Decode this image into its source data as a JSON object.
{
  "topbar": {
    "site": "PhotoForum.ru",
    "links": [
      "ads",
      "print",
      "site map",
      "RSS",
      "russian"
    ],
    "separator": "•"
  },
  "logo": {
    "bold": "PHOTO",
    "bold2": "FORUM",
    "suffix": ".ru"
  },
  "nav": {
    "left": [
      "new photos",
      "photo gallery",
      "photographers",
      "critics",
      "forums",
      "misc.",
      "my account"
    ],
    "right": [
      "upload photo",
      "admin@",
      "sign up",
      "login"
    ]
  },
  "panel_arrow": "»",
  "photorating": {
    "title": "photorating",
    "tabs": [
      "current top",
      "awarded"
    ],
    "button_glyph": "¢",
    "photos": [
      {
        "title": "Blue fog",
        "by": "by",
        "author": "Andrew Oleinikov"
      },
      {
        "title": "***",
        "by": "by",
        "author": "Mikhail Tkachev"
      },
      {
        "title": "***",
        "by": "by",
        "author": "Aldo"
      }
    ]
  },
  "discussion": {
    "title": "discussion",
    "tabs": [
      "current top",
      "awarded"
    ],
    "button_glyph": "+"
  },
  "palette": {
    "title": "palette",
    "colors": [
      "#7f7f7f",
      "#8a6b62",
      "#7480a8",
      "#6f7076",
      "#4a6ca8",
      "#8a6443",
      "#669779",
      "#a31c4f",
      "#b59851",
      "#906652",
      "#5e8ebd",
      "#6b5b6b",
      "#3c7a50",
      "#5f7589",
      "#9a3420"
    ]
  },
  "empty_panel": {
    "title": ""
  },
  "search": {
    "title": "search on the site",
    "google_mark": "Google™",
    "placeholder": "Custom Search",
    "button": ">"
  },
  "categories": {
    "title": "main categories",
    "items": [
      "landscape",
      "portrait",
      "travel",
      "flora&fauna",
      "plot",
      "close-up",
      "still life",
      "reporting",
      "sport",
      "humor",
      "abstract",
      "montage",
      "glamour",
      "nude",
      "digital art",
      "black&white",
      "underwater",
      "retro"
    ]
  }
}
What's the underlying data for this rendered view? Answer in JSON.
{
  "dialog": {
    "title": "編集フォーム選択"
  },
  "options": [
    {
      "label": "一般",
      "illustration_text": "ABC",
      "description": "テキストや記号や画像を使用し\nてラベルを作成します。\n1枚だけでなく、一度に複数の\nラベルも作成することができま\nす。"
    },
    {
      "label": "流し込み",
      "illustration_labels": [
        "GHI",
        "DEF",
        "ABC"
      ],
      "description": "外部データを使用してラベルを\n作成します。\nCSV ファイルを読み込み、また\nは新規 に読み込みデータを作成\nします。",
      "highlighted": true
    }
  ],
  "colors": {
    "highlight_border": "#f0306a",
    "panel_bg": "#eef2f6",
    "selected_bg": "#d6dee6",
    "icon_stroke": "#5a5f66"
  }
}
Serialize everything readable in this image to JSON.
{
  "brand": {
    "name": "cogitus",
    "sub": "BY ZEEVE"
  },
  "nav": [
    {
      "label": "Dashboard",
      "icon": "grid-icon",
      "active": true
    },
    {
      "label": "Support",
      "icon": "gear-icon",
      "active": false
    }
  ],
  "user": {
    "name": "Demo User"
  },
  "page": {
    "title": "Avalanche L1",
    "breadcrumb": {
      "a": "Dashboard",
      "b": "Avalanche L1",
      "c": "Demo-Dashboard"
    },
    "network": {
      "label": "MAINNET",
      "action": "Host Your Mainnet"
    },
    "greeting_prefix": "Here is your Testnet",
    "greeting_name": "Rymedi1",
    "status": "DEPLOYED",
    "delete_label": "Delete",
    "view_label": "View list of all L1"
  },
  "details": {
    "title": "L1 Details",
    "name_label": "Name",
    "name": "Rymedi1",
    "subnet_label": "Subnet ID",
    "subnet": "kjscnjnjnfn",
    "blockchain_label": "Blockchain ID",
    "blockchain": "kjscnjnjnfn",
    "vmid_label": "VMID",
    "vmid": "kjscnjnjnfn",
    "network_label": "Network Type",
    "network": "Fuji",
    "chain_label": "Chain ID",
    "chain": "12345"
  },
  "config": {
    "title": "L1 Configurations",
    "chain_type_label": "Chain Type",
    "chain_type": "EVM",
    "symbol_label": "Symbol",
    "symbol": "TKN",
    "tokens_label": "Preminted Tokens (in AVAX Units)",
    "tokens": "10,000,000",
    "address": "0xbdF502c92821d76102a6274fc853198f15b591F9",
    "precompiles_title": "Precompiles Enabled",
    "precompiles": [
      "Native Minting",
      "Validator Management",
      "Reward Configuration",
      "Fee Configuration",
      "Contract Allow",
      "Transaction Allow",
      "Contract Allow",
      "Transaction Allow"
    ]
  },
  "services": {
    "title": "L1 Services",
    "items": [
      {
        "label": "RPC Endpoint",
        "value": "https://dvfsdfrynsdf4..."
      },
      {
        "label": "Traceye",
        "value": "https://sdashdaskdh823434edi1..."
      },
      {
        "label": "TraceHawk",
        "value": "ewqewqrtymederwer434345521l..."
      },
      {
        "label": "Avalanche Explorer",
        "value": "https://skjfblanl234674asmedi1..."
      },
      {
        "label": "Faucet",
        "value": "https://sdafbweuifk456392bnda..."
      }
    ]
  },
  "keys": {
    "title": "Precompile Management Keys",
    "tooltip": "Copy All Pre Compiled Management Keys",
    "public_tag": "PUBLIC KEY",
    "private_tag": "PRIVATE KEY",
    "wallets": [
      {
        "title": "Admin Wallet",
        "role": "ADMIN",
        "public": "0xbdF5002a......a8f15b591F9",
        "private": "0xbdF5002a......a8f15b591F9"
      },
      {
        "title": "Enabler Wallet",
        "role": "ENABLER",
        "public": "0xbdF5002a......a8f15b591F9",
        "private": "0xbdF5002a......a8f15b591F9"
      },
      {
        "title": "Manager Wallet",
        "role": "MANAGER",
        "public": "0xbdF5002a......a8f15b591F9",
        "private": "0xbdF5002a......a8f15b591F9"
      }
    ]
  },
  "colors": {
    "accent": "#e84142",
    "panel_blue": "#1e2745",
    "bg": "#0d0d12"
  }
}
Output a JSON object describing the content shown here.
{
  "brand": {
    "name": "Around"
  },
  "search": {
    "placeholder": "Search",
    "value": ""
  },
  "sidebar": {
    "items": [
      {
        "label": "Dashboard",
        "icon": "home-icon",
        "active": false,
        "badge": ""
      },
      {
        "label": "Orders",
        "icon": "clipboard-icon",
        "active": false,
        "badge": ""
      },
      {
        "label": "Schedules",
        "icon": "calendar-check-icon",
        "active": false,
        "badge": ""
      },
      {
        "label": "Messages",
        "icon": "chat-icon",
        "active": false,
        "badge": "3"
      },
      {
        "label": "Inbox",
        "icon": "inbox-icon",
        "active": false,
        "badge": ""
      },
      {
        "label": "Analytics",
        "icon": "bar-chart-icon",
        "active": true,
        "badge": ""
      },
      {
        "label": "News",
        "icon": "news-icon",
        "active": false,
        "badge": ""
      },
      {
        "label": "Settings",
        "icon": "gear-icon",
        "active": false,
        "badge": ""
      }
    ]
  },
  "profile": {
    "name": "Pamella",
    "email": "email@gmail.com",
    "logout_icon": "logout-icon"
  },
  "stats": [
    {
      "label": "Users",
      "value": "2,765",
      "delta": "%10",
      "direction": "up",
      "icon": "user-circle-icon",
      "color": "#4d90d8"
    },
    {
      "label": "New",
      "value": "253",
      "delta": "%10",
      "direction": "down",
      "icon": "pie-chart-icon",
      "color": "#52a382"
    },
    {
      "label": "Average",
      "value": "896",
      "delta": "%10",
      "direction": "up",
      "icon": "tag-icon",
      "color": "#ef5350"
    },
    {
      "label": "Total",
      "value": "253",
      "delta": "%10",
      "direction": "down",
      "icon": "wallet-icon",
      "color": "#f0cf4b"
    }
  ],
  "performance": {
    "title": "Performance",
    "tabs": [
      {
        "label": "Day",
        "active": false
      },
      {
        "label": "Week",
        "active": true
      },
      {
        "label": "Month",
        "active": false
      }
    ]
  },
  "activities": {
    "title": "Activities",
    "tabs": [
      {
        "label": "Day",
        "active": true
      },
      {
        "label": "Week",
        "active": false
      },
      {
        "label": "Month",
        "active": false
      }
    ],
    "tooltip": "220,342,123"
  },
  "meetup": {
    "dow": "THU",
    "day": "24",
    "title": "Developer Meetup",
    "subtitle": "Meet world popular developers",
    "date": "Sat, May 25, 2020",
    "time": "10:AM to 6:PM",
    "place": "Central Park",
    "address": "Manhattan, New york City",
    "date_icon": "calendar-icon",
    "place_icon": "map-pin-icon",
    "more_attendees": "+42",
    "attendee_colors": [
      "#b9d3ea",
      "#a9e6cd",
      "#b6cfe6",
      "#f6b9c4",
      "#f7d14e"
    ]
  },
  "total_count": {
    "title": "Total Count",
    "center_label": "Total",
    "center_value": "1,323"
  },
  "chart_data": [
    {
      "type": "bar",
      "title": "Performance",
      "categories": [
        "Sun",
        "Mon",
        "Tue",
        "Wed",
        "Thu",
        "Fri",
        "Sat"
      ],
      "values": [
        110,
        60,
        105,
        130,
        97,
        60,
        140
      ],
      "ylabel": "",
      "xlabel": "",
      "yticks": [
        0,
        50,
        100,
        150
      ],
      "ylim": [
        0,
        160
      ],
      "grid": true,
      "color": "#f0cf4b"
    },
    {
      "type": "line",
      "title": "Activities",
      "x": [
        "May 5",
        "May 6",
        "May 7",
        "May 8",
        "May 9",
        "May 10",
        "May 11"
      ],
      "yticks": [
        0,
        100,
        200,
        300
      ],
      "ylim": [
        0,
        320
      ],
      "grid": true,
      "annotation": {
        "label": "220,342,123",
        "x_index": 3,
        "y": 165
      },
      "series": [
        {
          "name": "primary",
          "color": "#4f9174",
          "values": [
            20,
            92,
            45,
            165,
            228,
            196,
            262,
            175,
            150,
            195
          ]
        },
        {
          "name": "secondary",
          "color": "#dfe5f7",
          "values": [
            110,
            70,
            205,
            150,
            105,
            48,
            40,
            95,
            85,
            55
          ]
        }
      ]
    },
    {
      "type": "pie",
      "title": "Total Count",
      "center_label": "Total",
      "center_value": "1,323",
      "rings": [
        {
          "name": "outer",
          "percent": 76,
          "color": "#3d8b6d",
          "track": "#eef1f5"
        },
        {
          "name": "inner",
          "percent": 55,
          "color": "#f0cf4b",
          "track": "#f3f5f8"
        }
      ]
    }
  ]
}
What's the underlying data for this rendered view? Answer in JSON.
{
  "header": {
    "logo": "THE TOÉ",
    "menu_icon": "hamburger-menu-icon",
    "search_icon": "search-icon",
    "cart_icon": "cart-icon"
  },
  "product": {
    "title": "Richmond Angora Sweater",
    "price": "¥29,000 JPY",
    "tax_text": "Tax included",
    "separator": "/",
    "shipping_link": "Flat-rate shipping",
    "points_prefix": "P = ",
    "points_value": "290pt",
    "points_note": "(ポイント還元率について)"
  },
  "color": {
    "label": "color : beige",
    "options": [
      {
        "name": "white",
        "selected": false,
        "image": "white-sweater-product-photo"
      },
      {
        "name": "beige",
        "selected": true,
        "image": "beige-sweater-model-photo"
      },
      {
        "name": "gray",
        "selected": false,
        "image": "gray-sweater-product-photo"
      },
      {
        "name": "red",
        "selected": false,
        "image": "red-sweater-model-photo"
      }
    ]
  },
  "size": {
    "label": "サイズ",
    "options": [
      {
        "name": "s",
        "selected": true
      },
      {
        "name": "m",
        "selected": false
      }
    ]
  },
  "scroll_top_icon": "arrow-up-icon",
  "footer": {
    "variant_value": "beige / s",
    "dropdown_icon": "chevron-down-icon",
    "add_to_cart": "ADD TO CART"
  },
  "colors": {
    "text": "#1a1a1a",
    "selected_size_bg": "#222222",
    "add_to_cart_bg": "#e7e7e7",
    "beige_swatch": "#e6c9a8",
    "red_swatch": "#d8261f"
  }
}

☆ ☆ ☆ ☆ ☆

Your objective: Copy out every line of the listing that includes the string "categories".

Solution:
  "categories": {
    "title": "main categories",
      "categories": [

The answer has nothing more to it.